Stated exercise => Copy the listing verbatim, excluding any images found in it.

Extracted material =>
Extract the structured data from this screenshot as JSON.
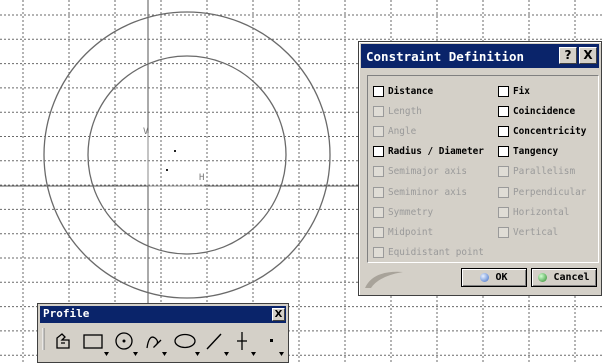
{
  "sketch": {
    "h_axis_label": "H",
    "v_axis_label": "V"
  },
  "dialog": {
    "title": "Constraint Definition",
    "help_label": "?",
    "close_label": "X",
    "left_options": [
      {
        "label": "Distance",
        "enabled": true
      },
      {
        "label": "Length",
        "enabled": false
      },
      {
        "label": "Angle",
        "enabled": false
      },
      {
        "label": "Radius / Diameter",
        "enabled": true
      },
      {
        "label": "Semimajor axis",
        "enabled": false
      },
      {
        "label": "Semiminor axis",
        "enabled": false
      },
      {
        "label": "Symmetry",
        "enabled": false
      },
      {
        "label": "Midpoint",
        "enabled": false
      },
      {
        "label": "Equidistant point",
        "enabled": false
      }
    ],
    "right_options": [
      {
        "label": "Fix",
        "enabled": true
      },
      {
        "label": "Coincidence",
        "enabled": true
      },
      {
        "label": "Concentricity",
        "enabled": true
      },
      {
        "label": "Tangency",
        "enabled": true
      },
      {
        "label": "Parallelism",
        "enabled": false
      },
      {
        "label": "Perpendicular",
        "enabled": false
      },
      {
        "label": "Horizontal",
        "enabled": false
      },
      {
        "label": "Vertical",
        "enabled": false
      }
    ],
    "ok_label": "OK",
    "cancel_label": "Cancel"
  },
  "toolbar": {
    "title": "Profile",
    "close_label": "X",
    "tools": [
      "profile-icon",
      "rectangle-icon",
      "circle-icon",
      "spline-icon",
      "ellipse-icon",
      "line-icon",
      "axis-icon",
      "point-icon"
    ]
  }
}
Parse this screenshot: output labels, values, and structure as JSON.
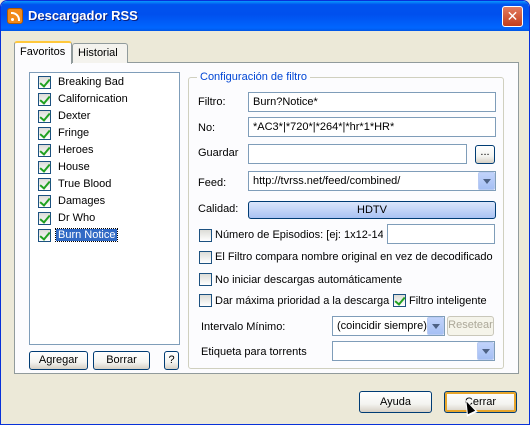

Answer to the exercise =>
Extract the structured data from this screenshot as JSON.
{
  "sketch": {
    "h_axis_label": "H",
    "v_axis_label": "V"
  },
  "dialog": {
    "title": "Constraint Definition",
    "help_label": "?",
    "close_label": "X",
    "left_options": [
      {
        "label": "Distance",
        "enabled": true
      },
      {
        "label": "Length",
        "enabled": false
      },
      {
        "label": "Angle",
        "enabled": false
      },
      {
        "label": "Radius / Diameter",
        "enabled": true
      },
      {
        "label": "Semimajor axis",
        "enabled": false
      },
      {
        "label": "Semiminor axis",
        "enabled": false
      },
      {
        "label": "Symmetry",
        "enabled": false
      },
      {
        "label": "Midpoint",
        "enabled": false
      },
      {
        "label": "Equidistant point",
        "enabled": false
      }
    ],
    "right_options": [
      {
        "label": "Fix",
        "enabled": true
      },
      {
        "label": "Coincidence",
        "enabled": true
      },
      {
        "label": "Concentricity",
        "enabled": true
      },
      {
        "label": "Tangency",
        "enabled": true
      },
      {
        "label": "Parallelism",
        "enabled": false
      },
      {
        "label": "Perpendicular",
        "enabled": false
      },
      {
        "label": "Horizontal",
        "enabled": false
      },
      {
        "label": "Vertical",
        "enabled": false
      }
    ],
    "ok_label": "OK",
    "cancel_label": "Cancel"
  },
  "toolbar": {
    "title": "Profile",
    "close_label": "X",
    "tools": [
      "profile-icon",
      "rectangle-icon",
      "circle-icon",
      "spline-icon",
      "ellipse-icon",
      "line-icon",
      "axis-icon",
      "point-icon"
    ]
  }
}
Parse this screenshot: output labels, values, and structure as JSON.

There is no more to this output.